> **What is asked**: What follows is a listing. Return every line of it exactly.

> **Exercise material**:
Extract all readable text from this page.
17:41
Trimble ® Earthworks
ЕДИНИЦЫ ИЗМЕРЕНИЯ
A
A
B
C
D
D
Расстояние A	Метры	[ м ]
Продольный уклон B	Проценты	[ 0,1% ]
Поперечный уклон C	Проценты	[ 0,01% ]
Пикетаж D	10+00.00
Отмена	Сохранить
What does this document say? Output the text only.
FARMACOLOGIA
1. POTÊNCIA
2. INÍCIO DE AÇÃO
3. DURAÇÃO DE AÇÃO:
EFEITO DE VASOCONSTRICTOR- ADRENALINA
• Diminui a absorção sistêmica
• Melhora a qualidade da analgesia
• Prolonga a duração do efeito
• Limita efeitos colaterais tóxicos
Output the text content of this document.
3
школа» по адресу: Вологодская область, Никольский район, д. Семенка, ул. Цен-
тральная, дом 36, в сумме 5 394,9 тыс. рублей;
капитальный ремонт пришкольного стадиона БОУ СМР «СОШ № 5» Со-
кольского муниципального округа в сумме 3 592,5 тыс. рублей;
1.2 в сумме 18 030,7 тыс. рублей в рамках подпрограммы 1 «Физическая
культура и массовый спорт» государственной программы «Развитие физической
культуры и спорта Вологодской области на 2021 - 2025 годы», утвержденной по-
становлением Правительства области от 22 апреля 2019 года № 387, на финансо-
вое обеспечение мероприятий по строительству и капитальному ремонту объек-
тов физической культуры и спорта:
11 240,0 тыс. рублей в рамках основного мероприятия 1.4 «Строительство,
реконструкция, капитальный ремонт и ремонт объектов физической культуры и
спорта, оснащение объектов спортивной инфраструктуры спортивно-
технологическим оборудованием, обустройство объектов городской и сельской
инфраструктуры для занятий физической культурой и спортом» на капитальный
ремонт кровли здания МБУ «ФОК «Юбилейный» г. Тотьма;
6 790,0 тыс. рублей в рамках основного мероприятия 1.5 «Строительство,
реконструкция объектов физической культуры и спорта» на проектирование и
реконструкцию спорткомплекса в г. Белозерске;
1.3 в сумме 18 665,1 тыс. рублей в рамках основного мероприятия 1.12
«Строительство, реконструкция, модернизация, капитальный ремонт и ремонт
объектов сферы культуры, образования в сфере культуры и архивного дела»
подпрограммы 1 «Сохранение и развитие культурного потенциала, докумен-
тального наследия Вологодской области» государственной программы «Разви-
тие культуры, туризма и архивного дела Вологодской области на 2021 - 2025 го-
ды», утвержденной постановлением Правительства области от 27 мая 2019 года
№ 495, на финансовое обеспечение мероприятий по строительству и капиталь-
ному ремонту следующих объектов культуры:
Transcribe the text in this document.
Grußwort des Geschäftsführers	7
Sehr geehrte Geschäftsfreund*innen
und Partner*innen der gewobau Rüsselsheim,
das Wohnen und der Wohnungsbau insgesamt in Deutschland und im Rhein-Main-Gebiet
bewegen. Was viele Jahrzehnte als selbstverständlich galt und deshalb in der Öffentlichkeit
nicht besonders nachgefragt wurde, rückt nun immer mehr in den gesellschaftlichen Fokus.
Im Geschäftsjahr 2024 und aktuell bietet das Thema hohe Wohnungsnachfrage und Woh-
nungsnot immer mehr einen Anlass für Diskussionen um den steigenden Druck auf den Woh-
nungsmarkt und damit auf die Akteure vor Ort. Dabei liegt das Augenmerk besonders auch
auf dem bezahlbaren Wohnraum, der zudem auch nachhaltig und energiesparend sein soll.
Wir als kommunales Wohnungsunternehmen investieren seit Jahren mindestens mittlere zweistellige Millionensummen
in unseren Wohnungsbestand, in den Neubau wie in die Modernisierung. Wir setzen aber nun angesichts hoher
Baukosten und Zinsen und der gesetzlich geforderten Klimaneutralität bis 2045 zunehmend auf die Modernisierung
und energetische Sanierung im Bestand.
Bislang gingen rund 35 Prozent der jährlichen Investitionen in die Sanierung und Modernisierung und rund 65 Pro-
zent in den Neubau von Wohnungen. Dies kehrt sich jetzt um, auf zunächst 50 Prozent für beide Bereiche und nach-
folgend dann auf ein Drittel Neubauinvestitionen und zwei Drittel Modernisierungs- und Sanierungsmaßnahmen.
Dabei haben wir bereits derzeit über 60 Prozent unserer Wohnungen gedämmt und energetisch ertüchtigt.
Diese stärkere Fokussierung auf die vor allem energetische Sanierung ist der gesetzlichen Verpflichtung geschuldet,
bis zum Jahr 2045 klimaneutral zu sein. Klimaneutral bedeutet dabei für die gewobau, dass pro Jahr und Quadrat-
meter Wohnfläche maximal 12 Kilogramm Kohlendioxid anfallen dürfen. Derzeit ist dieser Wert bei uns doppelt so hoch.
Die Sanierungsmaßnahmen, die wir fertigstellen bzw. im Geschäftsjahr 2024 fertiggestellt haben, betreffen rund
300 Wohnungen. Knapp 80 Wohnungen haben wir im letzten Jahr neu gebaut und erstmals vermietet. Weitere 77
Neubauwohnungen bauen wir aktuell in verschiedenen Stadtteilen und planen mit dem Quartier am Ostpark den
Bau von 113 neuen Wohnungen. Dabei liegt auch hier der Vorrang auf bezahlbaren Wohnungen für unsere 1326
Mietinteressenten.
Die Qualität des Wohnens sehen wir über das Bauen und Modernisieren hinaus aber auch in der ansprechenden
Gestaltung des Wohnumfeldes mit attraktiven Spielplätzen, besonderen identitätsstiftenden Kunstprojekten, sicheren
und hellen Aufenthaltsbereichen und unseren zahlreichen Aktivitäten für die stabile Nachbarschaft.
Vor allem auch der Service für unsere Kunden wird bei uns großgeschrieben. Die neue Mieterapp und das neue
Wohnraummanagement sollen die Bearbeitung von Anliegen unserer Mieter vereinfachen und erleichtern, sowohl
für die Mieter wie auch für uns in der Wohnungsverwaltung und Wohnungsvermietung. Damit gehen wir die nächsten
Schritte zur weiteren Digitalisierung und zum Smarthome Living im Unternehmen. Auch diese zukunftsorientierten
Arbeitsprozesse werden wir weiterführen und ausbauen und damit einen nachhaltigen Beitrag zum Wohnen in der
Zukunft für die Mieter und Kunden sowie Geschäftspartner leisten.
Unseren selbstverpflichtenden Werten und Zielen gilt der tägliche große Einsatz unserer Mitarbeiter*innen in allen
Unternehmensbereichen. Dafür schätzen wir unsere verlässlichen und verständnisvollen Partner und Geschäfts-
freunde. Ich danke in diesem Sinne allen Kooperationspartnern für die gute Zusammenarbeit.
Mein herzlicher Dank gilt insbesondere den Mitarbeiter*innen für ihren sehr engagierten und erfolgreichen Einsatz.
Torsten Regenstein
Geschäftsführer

> **Solution for this problem**:
Extract all readable text from this page.
17:41
Trimble ® Earthworks
ЕДИНИЦЫ ИЗМЕРЕНИЯ
A
A
B
C
D
D
Расстояние A	Метры	[ м ]
Продольный уклон B	Проценты	[ 0,1% ]
Поперечный уклон C	Проценты	[ 0,01% ]
Пикетаж D	10+00.00
Отмена	Сохранить
What does this document say? Output the text only.
FARMACOLOGIA
1. POTÊNCIA
2. INÍCIO DE AÇÃO
3. DURAÇÃO DE AÇÃO:
EFEITO DE VASOCONSTRICTOR- ADRENALINA
• Diminui a absorção sistêmica
• Melhora a qualidade da analgesia
• Prolonga a duração do efeito
• Limita efeitos colaterais tóxicos
Output the text content of this document.
3
школа» по адресу: Вологодская область, Никольский район, д. Семенка, ул. Цен-
тральная, дом 36, в сумме 5 394,9 тыс. рублей;
капитальный ремонт пришкольного стадиона БОУ СМР «СОШ № 5» Со-
кольского муниципального округа в сумме 3 592,5 тыс. рублей;
1.2 в сумме 18 030,7 тыс. рублей в рамках подпрограммы 1 «Физическая
культура и массовый спорт» государственной программы «Развитие физической
культуры и спорта Вологодской области на 2021 - 2025 годы», утвержденной по-
становлением Правительства области от 22 апреля 2019 года № 387, на финансо-
вое обеспечение мероприятий по строительству и капитальному ремонту объек-
тов физической культуры и спорта:
11 240,0 тыс. рублей в рамках основного мероприятия 1.4 «Строительство,
реконструкция, капитальный ремонт и ремонт объектов физической культуры и
спорта, оснащение объектов спортивной инфраструктуры спортивно-
технологическим оборудованием, обустройство объектов городской и сельской
инфраструктуры для занятий физической культурой и спортом» на капитальный
ремонт кровли здания МБУ «ФОК «Юбилейный» г. Тотьма;
6 790,0 тыс. рублей в рамках основного мероприятия 1.5 «Строительство,
реконструкция объектов физической культуры и спорта» на проектирование и
реконструкцию спорткомплекса в г. Белозерске;
1.3 в сумме 18 665,1 тыс. рублей в рамках основного мероприятия 1.12
«Строительство, реконструкция, модернизация, капитальный ремонт и ремонт
объектов сферы культуры, образования в сфере культуры и архивного дела»
подпрограммы 1 «Сохранение и развитие культурного потенциала, докумен-
тального наследия Вологодской области» государственной программы «Разви-
тие культуры, туризма и архивного дела Вологодской области на 2021 - 2025 го-
ды», утвержденной постановлением Правительства области от 27 мая 2019 года
№ 495, на финансовое обеспечение мероприятий по строительству и капиталь-
ному ремонту следующих объектов культуры:
Transcribe the text in this document.
Grußwort des Geschäftsführers	7
Sehr geehrte Geschäftsfreund*innen
und Partner*innen der gewobau Rüsselsheim,
das Wohnen und der Wohnungsbau insgesamt in Deutschland und im Rhein-Main-Gebiet
bewegen. Was viele Jahrzehnte als selbstverständlich galt und deshalb in der Öffentlichkeit
nicht besonders nachgefragt wurde, rückt nun immer mehr in den gesellschaftlichen Fokus.
Im Geschäftsjahr 2024 und aktuell bietet das Thema hohe Wohnungsnachfrage und Woh-
nungsnot immer mehr einen Anlass für Diskussionen um den steigenden Druck auf den Woh-
nungsmarkt und damit auf die Akteure vor Ort. Dabei liegt das Augenmerk besonders auch
auf dem bezahlbaren Wohnraum, der zudem auch nachhaltig und energiesparend sein soll.
Wir als kommunales Wohnungsunternehmen investieren seit Jahren mindestens mittlere zweistellige Millionensummen
in unseren Wohnungsbestand, in den Neubau wie in die Modernisierung. Wir setzen aber nun angesichts hoher
Baukosten und Zinsen und der gesetzlich geforderten Klimaneutralität bis 2045 zunehmend auf die Modernisierung
und energetische Sanierung im Bestand.
Bislang gingen rund 35 Prozent der jährlichen Investitionen in die Sanierung und Modernisierung und rund 65 Pro-
zent in den Neubau von Wohnungen. Dies kehrt sich jetzt um, auf zunächst 50 Prozent für beide Bereiche und nach-
folgend dann auf ein Drittel Neubauinvestitionen und zwei Drittel Modernisierungs- und Sanierungsmaßnahmen.
Dabei haben wir bereits derzeit über 60 Prozent unserer Wohnungen gedämmt und energetisch ertüchtigt.
Diese stärkere Fokussierung auf die vor allem energetische Sanierung ist der gesetzlichen Verpflichtung geschuldet,
bis zum Jahr 2045 klimaneutral zu sein. Klimaneutral bedeutet dabei für die gewobau, dass pro Jahr und Quadrat-
meter Wohnfläche maximal 12 Kilogramm Kohlendioxid anfallen dürfen. Derzeit ist dieser Wert bei uns doppelt so hoch.
Die Sanierungsmaßnahmen, die wir fertigstellen bzw. im Geschäftsjahr 2024 fertiggestellt haben, betreffen rund
300 Wohnungen. Knapp 80 Wohnungen haben wir im letzten Jahr neu gebaut und erstmals vermietet. Weitere 77
Neubauwohnungen bauen wir aktuell in verschiedenen Stadtteilen und planen mit dem Quartier am Ostpark den
Bau von 113 neuen Wohnungen. Dabei liegt auch hier der Vorrang auf bezahlbaren Wohnungen für unsere 1326
Mietinteressenten.
Die Qualität des Wohnens sehen wir über das Bauen und Modernisieren hinaus aber auch in der ansprechenden
Gestaltung des Wohnumfeldes mit attraktiven Spielplätzen, besonderen identitätsstiftenden Kunstprojekten, sicheren
und hellen Aufenthaltsbereichen und unseren zahlreichen Aktivitäten für die stabile Nachbarschaft.
Vor allem auch der Service für unsere Kunden wird bei uns großgeschrieben. Die neue Mieterapp und das neue
Wohnraummanagement sollen die Bearbeitung von Anliegen unserer Mieter vereinfachen und erleichtern, sowohl
für die Mieter wie auch für uns in der Wohnungsverwaltung und Wohnungsvermietung. Damit gehen wir die nächsten
Schritte zur weiteren Digitalisierung und zum Smarthome Living im Unternehmen. Auch diese zukunftsorientierten
Arbeitsprozesse werden wir weiterführen und ausbauen und damit einen nachhaltigen Beitrag zum Wohnen in der
Zukunft für die Mieter und Kunden sowie Geschäftspartner leisten.
Unseren selbstverpflichtenden Werten und Zielen gilt der tägliche große Einsatz unserer Mitarbeiter*innen in allen
Unternehmensbereichen. Dafür schätzen wir unsere verlässlichen und verständnisvollen Partner und Geschäfts-
freunde. Ich danke in diesem Sinne allen Kooperationspartnern für die gute Zusammenarbeit.
Mein herzlicher Dank gilt insbesondere den Mitarbeiter*innen für ihren sehr engagierten und erfolgreichen Einsatz.
Torsten Regenstein
Geschäftsführer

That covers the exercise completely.